▶ _WHAT IS NEEDED_:
Locate the line with "What text is on this page?" in the material. Copy that line and each one after it, through the last, exactly and with nothing else.

(Records contained in a dataset)
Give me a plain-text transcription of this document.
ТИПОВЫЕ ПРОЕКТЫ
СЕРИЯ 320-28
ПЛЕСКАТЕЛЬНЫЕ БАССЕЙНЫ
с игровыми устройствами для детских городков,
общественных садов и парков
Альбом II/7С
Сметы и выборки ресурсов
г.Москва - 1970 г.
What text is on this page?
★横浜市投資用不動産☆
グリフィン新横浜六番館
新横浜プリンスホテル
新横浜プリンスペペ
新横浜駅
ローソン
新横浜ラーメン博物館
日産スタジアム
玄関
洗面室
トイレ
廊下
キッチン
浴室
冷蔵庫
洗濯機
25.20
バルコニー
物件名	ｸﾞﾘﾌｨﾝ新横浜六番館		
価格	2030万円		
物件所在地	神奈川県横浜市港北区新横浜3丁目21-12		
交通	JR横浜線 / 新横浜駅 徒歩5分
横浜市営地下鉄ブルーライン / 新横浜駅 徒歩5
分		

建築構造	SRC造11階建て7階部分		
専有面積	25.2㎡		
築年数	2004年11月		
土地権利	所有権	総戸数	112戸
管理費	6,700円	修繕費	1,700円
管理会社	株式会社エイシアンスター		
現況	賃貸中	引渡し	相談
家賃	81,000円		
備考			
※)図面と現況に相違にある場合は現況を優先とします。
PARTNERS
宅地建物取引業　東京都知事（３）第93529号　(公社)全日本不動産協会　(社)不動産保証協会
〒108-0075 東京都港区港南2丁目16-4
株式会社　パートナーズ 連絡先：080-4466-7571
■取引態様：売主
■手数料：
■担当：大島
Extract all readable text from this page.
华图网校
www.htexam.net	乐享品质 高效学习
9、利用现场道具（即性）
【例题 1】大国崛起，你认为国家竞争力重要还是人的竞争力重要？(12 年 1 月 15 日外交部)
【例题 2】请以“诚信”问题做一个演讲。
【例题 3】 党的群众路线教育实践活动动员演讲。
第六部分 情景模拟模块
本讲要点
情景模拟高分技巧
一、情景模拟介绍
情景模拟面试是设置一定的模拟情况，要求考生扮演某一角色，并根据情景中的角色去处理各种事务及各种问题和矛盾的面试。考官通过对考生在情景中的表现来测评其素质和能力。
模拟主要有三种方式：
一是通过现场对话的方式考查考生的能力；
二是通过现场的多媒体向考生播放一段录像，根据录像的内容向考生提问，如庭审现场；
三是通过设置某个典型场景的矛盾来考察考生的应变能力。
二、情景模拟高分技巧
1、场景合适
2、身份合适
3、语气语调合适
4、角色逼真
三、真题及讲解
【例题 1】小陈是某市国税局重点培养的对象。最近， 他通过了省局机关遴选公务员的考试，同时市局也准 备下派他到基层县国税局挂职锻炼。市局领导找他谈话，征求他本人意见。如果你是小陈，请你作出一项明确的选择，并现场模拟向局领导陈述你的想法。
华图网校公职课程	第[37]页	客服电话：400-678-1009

▶ _FULL ANSWER_:
What text is on this page?
★横浜市投資用不動産☆
グリフィン新横浜六番館
新横浜プリンスホテル
新横浜プリンスペペ
新横浜駅
ローソン
新横浜ラーメン博物館
日産スタジアム
玄関
洗面室
トイレ
廊下
キッチン
浴室
冷蔵庫
洗濯機
25.20
バルコニー
物件名	ｸﾞﾘﾌｨﾝ新横浜六番館		
価格	2030万円		
物件所在地	神奈川県横浜市港北区新横浜3丁目21-12		
交通	JR横浜線 / 新横浜駅 徒歩5分
横浜市営地下鉄ブルーライン / 新横浜駅 徒歩5
分		

建築構造	SRC造11階建て7階部分		
専有面積	25.2㎡		
築年数	2004年11月		
土地権利	所有権	総戸数	112戸
管理費	6,700円	修繕費	1,700円
管理会社	株式会社エイシアンスター		
現況	賃貸中	引渡し	相談
家賃	81,000円		
備考			
※)図面と現況に相違にある場合は現況を優先とします。
PARTNERS
宅地建物取引業　東京都知事（３）第93529号　(公社)全日本不動産協会　(社)不動産保証協会
〒108-0075 東京都港区港南2丁目16-4
株式会社　パートナーズ 連絡先：080-4466-7571
■取引態様：売主
■手数料：
■担当：大島
Extract all readable text from this page.
华图网校
www.htexam.net	乐享品质 高效学习
9、利用现场道具（即性）
【例题 1】大国崛起，你认为国家竞争力重要还是人的竞争力重要？(12 年 1 月 15 日外交部)
【例题 2】请以“诚信”问题做一个演讲。
【例题 3】 党的群众路线教育实践活动动员演讲。
第六部分 情景模拟模块
本讲要点
情景模拟高分技巧
一、情景模拟介绍
情景模拟面试是设置一定的模拟情况，要求考生扮演某一角色，并根据情景中的角色去处理各种事务及各种问题和矛盾的面试。考官通过对考生在情景中的表现来测评其素质和能力。
模拟主要有三种方式：
一是通过现场对话的方式考查考生的能力；
二是通过现场的多媒体向考生播放一段录像，根据录像的内容向考生提问，如庭审现场；
三是通过设置某个典型场景的矛盾来考察考生的应变能力。
二、情景模拟高分技巧
1、场景合适
2、身份合适
3、语气语调合适
4、角色逼真
三、真题及讲解
【例题 1】小陈是某市国税局重点培养的对象。最近， 他通过了省局机关遴选公务员的考试，同时市局也准 备下派他到基层县国税局挂职锻炼。市局领导找他谈话，征求他本人意见。如果你是小陈，请你作出一项明确的选择，并现场模拟向局领导陈述你的想法。
华图网校公职课程	第[37]页	客服电话：400-678-1009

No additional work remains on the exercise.